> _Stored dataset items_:
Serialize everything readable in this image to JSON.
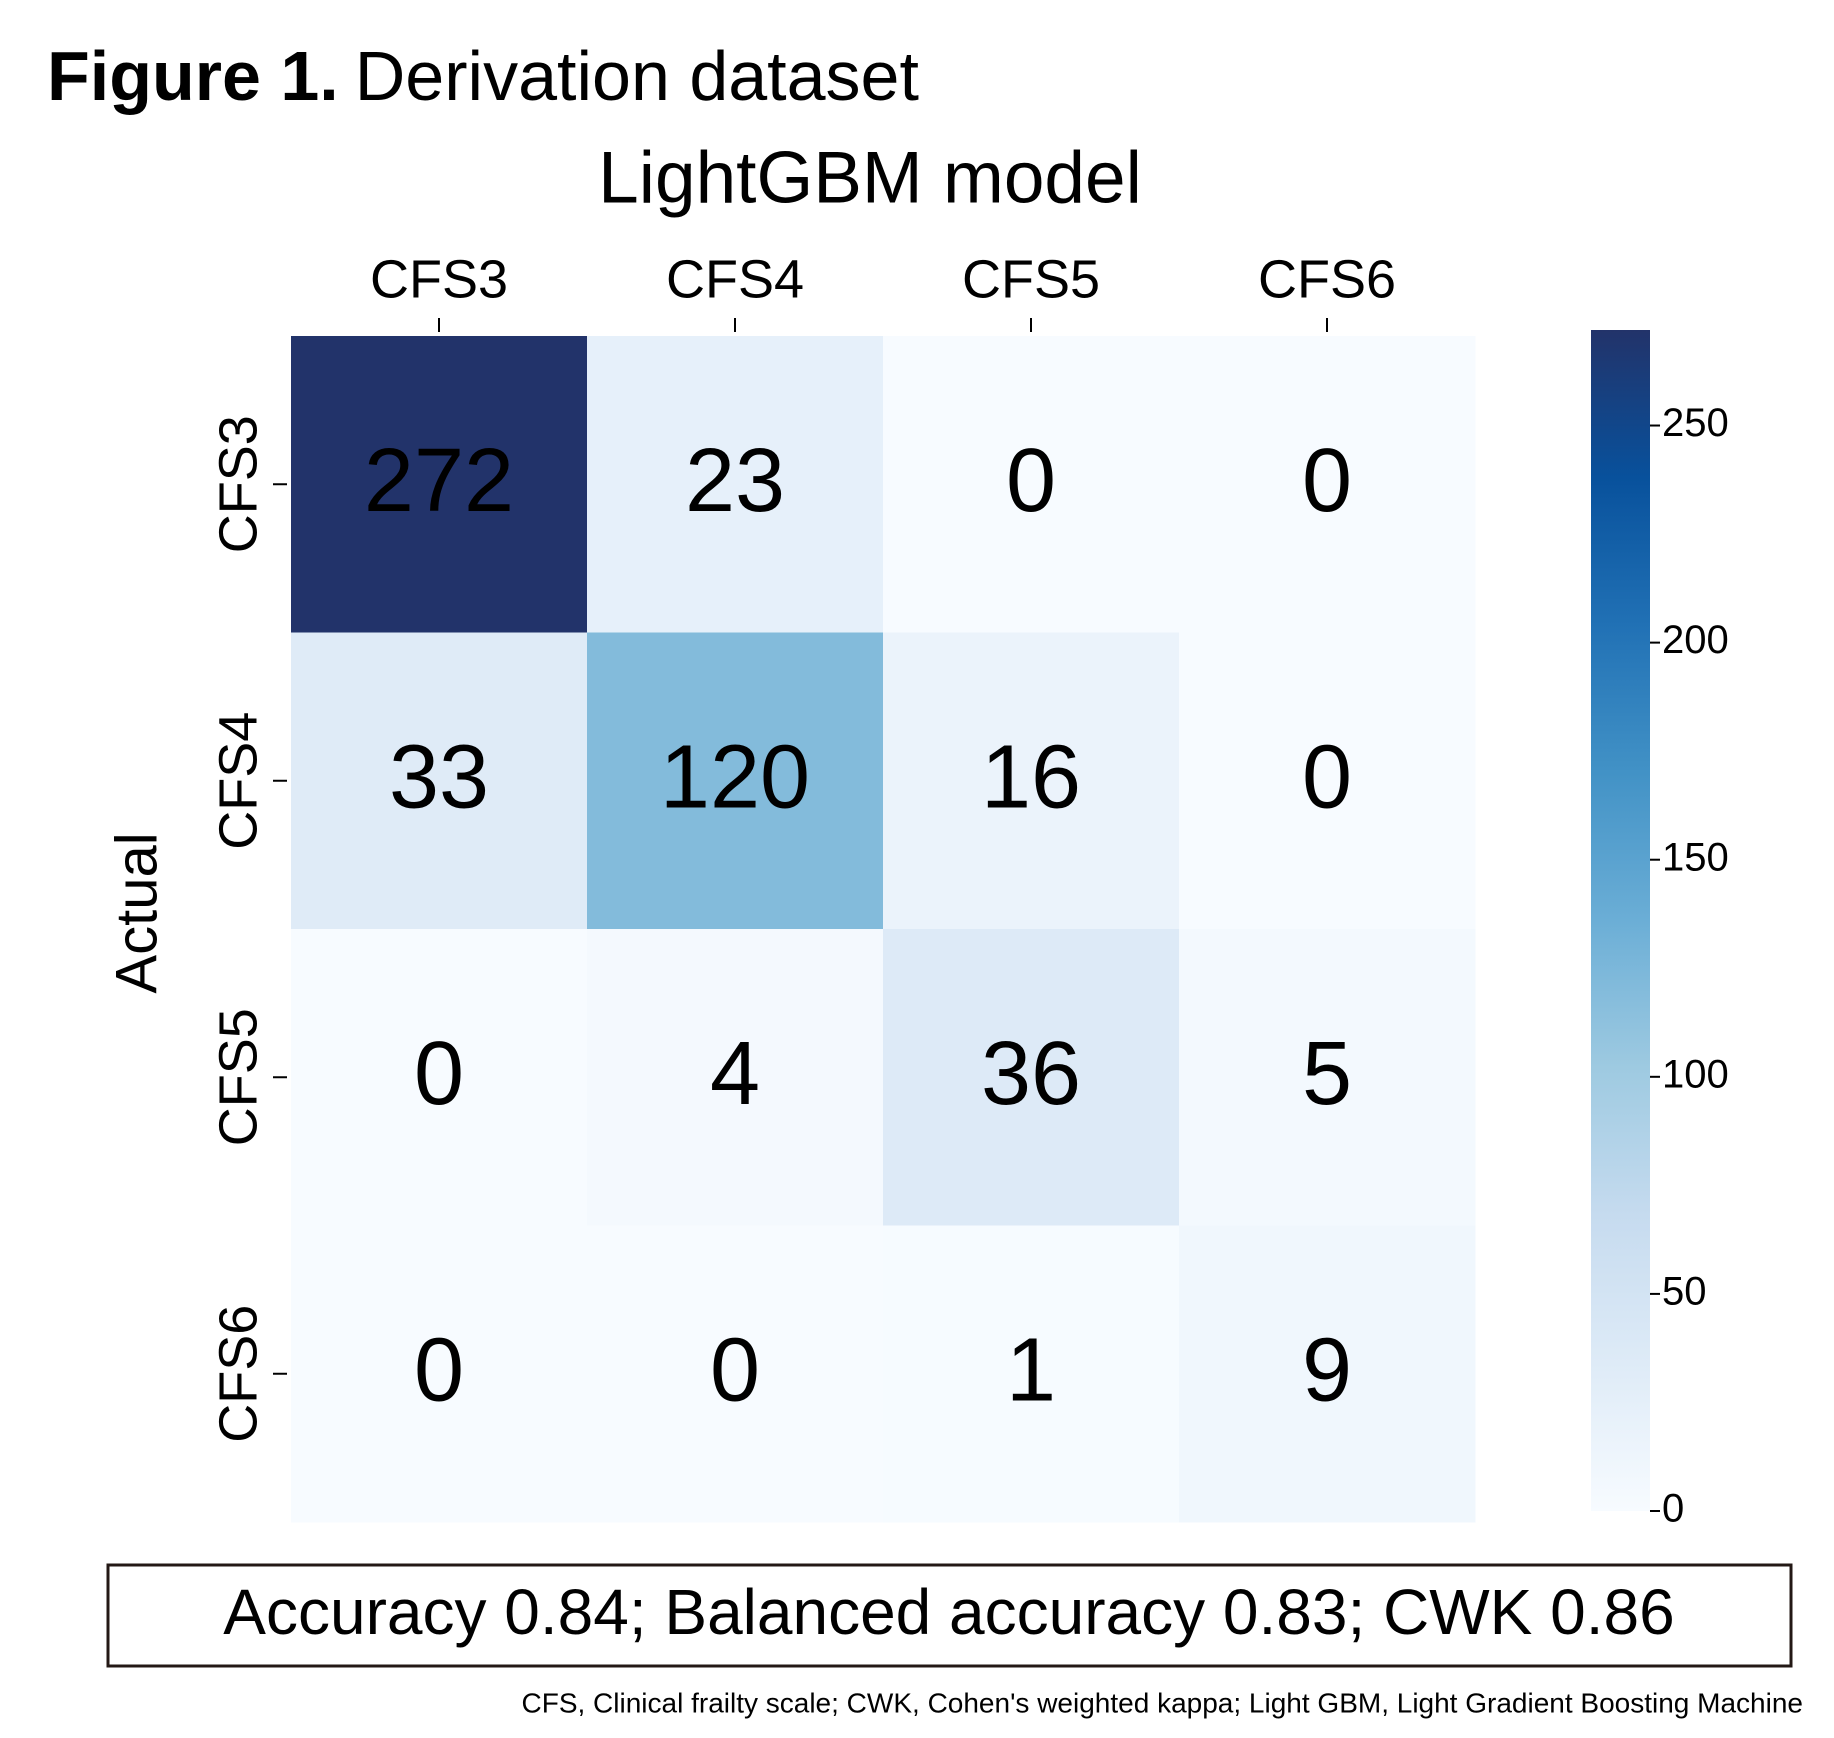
{
  "figure": {
    "label": "Figure 1.",
    "title": "Derivation dataset",
    "metrics": "Accuracy 0.84; Balanced accuracy 0.83; CWK 0.86",
    "footnote": "CFS, Clinical frailty scale; CWK, Cohen's weighted kappa; Light GBM, Light Gradient Boosting Machine"
  },
  "chart_data": {
    "type": "heatmap",
    "title": "LightGBM model",
    "x_categories": [
      "CFS3",
      "CFS4",
      "CFS5",
      "CFS6"
    ],
    "y_categories": [
      "CFS3",
      "CFS4",
      "CFS5",
      "CFS6"
    ],
    "y_label": "Actual",
    "values": [
      [
        272,
        23,
        0,
        0
      ],
      [
        33,
        120,
        16,
        0
      ],
      [
        0,
        4,
        36,
        5
      ],
      [
        0,
        0,
        1,
        9
      ]
    ],
    "colormap": [
      "#f7fbff",
      "#deebf7",
      "#c6dbef",
      "#9ecae1",
      "#6baed6",
      "#4292c6",
      "#2171b5",
      "#08519c",
      "#22336a"
    ],
    "clim": [
      0,
      272
    ],
    "cticks": [
      0,
      50,
      100,
      150,
      200,
      250
    ]
  }
}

> _Task description_: Go through the material above and copy each line that has the word "title".

> _Written response_:
    "title": "Derivation dataset",
    "title": "LightGBM model",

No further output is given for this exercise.